- **WHAT IS EXPECTED**
Collect all lines from the listing that include the string "Observed".

+++

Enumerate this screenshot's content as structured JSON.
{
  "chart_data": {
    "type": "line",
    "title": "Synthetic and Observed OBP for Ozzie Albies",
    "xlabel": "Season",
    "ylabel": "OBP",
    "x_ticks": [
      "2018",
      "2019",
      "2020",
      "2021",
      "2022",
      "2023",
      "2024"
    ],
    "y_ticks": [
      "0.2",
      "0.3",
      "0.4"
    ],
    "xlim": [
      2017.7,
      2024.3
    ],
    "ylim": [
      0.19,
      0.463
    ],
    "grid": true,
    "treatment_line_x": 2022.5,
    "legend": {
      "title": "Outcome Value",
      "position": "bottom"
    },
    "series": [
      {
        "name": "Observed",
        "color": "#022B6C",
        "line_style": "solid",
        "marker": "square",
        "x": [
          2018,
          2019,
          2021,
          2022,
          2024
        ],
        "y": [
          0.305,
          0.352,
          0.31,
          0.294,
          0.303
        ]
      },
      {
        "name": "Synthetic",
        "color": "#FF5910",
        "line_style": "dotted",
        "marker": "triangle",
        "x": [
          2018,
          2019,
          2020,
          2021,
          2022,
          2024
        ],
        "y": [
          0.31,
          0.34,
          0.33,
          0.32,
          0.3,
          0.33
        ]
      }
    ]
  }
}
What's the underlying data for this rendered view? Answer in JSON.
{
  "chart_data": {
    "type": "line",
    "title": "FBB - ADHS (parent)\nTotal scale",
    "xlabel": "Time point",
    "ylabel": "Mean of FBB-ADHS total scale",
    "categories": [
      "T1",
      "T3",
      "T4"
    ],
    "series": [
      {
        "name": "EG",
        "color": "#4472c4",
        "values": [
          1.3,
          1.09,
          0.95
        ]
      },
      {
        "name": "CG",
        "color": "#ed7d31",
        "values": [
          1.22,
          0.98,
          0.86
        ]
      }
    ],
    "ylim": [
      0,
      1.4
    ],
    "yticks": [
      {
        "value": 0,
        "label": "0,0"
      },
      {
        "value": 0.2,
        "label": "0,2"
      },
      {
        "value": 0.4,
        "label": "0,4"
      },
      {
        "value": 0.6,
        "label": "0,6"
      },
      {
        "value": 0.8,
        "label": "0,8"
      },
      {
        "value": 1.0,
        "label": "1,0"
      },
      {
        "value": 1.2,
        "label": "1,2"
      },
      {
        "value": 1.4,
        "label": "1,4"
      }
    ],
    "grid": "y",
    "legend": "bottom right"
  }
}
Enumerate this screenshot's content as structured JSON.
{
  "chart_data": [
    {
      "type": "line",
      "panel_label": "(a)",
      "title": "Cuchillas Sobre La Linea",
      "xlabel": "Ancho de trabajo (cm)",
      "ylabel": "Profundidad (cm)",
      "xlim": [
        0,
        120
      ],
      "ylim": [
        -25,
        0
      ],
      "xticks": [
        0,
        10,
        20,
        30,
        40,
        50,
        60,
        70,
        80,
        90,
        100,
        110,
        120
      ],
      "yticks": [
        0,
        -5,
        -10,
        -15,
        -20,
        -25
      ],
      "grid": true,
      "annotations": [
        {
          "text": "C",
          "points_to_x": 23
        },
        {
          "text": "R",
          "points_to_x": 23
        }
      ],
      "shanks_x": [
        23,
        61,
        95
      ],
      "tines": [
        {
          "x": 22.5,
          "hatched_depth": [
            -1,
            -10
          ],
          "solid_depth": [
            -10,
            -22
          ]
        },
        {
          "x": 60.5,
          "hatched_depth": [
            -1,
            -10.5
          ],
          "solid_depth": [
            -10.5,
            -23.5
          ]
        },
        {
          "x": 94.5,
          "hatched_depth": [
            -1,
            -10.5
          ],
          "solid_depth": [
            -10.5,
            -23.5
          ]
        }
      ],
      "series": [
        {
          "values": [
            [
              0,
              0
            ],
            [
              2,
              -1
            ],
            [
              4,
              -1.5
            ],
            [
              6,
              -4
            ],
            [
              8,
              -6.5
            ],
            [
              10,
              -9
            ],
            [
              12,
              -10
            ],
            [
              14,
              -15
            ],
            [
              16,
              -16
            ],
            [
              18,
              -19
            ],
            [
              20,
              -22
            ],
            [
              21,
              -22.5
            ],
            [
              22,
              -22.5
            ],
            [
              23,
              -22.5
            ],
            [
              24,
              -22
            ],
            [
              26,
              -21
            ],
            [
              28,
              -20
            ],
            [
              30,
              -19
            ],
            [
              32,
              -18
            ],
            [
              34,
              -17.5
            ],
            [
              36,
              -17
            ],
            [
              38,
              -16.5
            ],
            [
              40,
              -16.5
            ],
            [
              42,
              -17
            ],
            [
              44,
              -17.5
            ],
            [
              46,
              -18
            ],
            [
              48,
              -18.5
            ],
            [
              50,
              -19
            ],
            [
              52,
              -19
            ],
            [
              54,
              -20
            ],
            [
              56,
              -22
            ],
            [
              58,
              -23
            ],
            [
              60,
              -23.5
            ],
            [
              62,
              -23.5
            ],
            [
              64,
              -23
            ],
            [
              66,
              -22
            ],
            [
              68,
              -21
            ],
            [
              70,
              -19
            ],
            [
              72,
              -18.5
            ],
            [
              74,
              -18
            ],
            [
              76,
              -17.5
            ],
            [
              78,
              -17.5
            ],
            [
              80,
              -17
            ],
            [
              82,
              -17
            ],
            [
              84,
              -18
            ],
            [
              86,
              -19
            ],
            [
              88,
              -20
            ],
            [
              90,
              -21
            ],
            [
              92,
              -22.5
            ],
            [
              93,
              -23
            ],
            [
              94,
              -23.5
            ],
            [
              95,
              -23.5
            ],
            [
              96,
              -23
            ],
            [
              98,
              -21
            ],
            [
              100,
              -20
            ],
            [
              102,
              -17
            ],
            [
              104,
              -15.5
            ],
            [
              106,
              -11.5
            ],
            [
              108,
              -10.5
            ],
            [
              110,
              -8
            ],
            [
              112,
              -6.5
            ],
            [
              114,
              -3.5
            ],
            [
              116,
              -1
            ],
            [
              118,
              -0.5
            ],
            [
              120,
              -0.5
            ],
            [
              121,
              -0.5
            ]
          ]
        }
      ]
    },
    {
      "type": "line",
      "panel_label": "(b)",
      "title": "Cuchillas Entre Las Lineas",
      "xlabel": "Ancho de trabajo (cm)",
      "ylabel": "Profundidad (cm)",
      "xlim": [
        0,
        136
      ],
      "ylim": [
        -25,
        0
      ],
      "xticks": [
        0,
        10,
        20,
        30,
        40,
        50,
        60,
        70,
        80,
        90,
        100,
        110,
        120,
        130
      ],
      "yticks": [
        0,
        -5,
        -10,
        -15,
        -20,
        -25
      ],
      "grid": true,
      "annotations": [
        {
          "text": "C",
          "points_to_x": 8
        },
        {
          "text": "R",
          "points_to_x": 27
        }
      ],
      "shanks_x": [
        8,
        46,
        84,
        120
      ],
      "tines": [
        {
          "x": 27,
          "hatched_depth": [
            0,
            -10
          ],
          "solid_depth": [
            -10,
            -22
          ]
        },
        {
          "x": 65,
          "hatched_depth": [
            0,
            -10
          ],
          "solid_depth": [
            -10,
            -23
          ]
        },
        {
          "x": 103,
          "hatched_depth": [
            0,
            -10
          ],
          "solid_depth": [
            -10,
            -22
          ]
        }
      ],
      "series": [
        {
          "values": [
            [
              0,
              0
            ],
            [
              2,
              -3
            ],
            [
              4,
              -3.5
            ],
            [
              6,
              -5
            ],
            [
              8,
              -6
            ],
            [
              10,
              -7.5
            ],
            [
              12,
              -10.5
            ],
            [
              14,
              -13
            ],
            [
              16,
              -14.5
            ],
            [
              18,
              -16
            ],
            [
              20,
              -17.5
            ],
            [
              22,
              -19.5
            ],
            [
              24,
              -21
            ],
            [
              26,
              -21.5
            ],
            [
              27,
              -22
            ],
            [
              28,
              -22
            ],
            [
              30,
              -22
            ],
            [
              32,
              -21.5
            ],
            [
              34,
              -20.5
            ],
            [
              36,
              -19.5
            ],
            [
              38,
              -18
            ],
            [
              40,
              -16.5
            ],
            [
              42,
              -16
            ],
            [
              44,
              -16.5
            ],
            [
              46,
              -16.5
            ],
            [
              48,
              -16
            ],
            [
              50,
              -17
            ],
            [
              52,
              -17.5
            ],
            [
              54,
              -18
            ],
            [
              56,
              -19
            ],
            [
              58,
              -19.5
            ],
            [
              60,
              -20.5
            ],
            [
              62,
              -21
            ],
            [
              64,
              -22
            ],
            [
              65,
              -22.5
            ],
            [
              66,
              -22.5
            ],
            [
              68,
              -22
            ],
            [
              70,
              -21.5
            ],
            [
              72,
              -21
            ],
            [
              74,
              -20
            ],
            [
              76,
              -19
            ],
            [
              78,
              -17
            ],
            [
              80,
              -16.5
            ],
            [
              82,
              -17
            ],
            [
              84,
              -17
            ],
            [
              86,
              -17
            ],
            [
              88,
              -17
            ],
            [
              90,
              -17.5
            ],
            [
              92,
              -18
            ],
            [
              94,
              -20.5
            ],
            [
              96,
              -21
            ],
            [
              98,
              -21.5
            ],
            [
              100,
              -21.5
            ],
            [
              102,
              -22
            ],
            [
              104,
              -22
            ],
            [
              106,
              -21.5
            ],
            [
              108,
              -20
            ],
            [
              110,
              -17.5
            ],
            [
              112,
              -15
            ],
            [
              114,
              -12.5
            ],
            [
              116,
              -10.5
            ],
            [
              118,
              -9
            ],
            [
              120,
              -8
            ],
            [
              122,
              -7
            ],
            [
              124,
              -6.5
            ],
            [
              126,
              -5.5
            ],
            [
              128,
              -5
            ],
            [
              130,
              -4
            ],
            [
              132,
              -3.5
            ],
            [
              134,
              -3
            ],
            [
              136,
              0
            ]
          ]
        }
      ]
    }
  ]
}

+++

- **FULL RESPONSE**
    "title": "Synthetic and Observed OBP for Ozzie Albies",
        "name": "Observed",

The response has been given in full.